Entries taken from a collection
#####
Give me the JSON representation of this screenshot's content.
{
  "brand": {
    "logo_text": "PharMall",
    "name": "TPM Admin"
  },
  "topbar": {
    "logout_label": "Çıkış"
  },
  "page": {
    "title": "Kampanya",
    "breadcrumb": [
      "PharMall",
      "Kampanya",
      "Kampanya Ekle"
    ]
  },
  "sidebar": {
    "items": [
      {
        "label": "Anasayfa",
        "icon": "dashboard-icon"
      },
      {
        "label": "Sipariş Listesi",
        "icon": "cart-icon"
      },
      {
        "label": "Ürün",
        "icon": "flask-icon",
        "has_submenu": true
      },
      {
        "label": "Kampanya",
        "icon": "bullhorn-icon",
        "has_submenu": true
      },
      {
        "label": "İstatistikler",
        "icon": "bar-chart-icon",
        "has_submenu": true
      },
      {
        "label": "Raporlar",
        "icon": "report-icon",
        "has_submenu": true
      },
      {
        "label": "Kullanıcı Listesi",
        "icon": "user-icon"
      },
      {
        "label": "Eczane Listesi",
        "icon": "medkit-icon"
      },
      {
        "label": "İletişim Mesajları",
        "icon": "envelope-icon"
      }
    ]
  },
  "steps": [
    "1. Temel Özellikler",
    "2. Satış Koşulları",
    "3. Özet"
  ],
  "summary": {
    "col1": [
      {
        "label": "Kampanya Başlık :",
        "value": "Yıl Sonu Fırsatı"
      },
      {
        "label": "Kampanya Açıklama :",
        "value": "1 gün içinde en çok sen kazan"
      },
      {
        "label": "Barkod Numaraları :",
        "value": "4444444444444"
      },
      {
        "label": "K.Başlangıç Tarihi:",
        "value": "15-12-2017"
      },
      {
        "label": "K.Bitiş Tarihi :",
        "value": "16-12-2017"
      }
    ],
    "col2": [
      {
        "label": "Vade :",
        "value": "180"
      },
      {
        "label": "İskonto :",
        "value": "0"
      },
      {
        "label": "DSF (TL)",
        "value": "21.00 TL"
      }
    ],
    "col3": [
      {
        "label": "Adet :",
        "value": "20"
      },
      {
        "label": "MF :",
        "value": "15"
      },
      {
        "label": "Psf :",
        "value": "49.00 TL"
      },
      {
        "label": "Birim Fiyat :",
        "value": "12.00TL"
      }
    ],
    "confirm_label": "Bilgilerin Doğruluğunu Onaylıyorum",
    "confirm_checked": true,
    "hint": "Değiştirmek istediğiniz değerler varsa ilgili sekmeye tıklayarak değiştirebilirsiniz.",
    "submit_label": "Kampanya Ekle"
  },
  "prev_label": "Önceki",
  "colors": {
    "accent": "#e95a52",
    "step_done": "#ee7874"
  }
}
#####
What to do
Copy each line in the data that holds the word "Ekle".

Output for this exercise
      "Kampanya Ekle"
    "submit_label": "Kampanya Ekle"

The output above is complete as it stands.